_WORK TO DO_
Exclude the pictures and return every line exactly as written.

== PROVIDED RECORDS ==

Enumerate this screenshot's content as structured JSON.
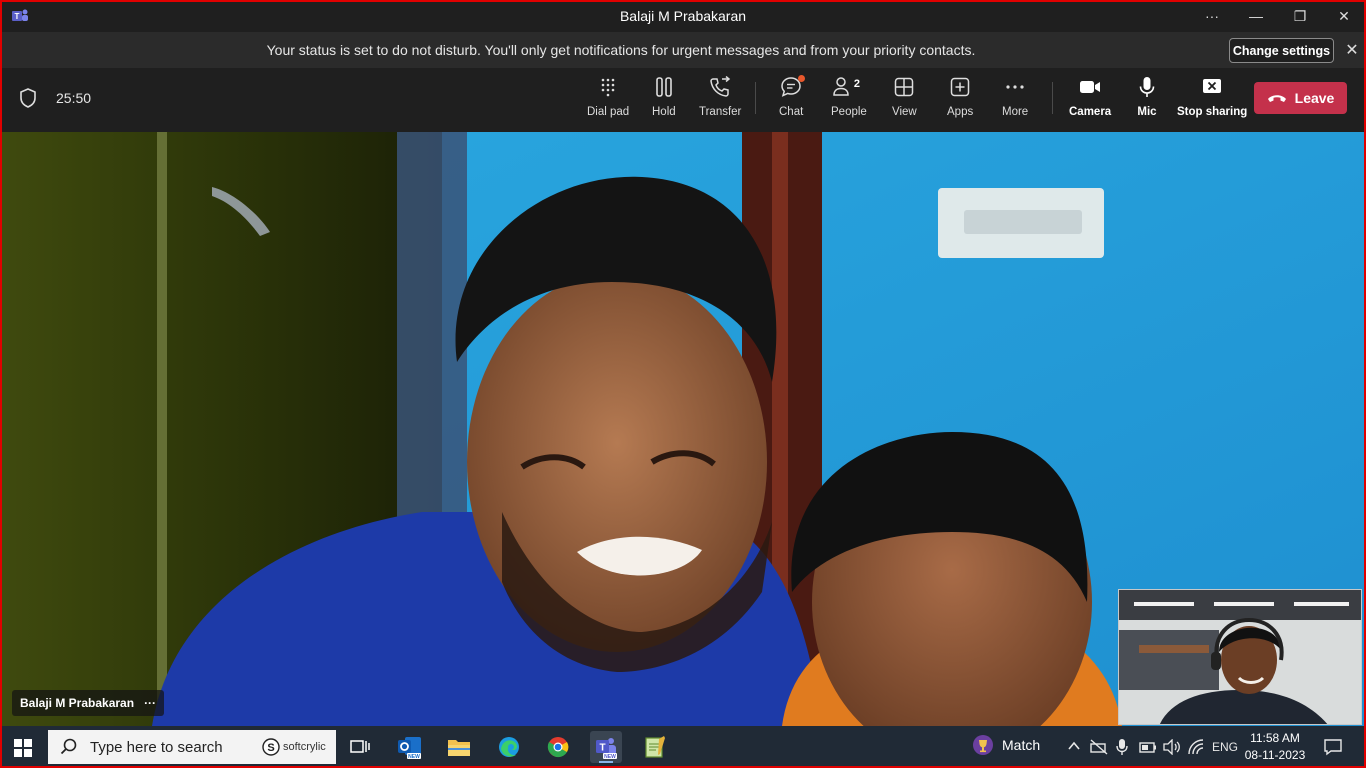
{
  "window": {
    "title": "Balaji M Prabakaran",
    "more_label": "···",
    "minimize_label": "—",
    "restore_label": "❐",
    "close_label": "✕"
  },
  "banner": {
    "message": "Your status is set to do not disturb. You'll only get notifications for urgent messages and from your priority contacts.",
    "change_settings_label": "Change settings",
    "close_label": "✕"
  },
  "toolbar": {
    "timer": "25:50",
    "buttons": {
      "dialpad": "Dial pad",
      "hold": "Hold",
      "transfer": "Transfer",
      "chat": "Chat",
      "people": "People",
      "people_count": "2",
      "view": "View",
      "apps": "Apps",
      "more": "More",
      "camera": "Camera",
      "mic": "Mic",
      "stop_sharing": "Stop sharing"
    },
    "leave_label": "Leave",
    "leave_color": "#c4314b"
  },
  "video": {
    "participant_name": "Balaji M Prabakaran",
    "more_label": "···"
  },
  "taskbar": {
    "search_placeholder": "Type here to search",
    "search_brand": "softcrylic",
    "weather_widget": "Match",
    "language": "ENG",
    "time": "11:58 AM",
    "date": "08-11-2023",
    "apps": [
      "task-view-icon",
      "outlook-icon",
      "file-explorer-icon",
      "edge-icon",
      "chrome-icon",
      "teams-icon",
      "notepad-icon"
    ]
  }
}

===

_RESPONSE_
Enumerate this screenshot's content as structured JSON.
{
  "window": {
    "title": "Balaji M Prabakaran",
    "more_label": "···",
    "minimize_label": "—",
    "restore_label": "❐",
    "close_label": "✕"
  },
  "banner": {
    "message": "Your status is set to do not disturb. You'll only get notifications for urgent messages and from your priority contacts.",
    "change_settings_label": "Change settings",
    "close_label": "✕"
  },
  "toolbar": {
    "timer": "25:50",
    "buttons": {
      "dialpad": "Dial pad",
      "hold": "Hold",
      "transfer": "Transfer",
      "chat": "Chat",
      "people": "People",
      "people_count": "2",
      "view": "View",
      "apps": "Apps",
      "more": "More",
      "camera": "Camera",
      "mic": "Mic",
      "stop_sharing": "Stop sharing"
    },
    "leave_label": "Leave",
    "leave_color": "#c4314b"
  },
  "video": {
    "participant_name": "Balaji M Prabakaran",
    "more_label": "···"
  },
  "taskbar": {
    "search_placeholder": "Type here to search",
    "search_brand": "softcrylic",
    "weather_widget": "Match",
    "language": "ENG",
    "time": "11:58 AM",
    "date": "08-11-2023",
    "apps": [
      "task-view-icon",
      "outlook-icon",
      "file-explorer-icon",
      "edge-icon",
      "chrome-icon",
      "teams-icon",
      "notepad-icon"
    ]
  }
}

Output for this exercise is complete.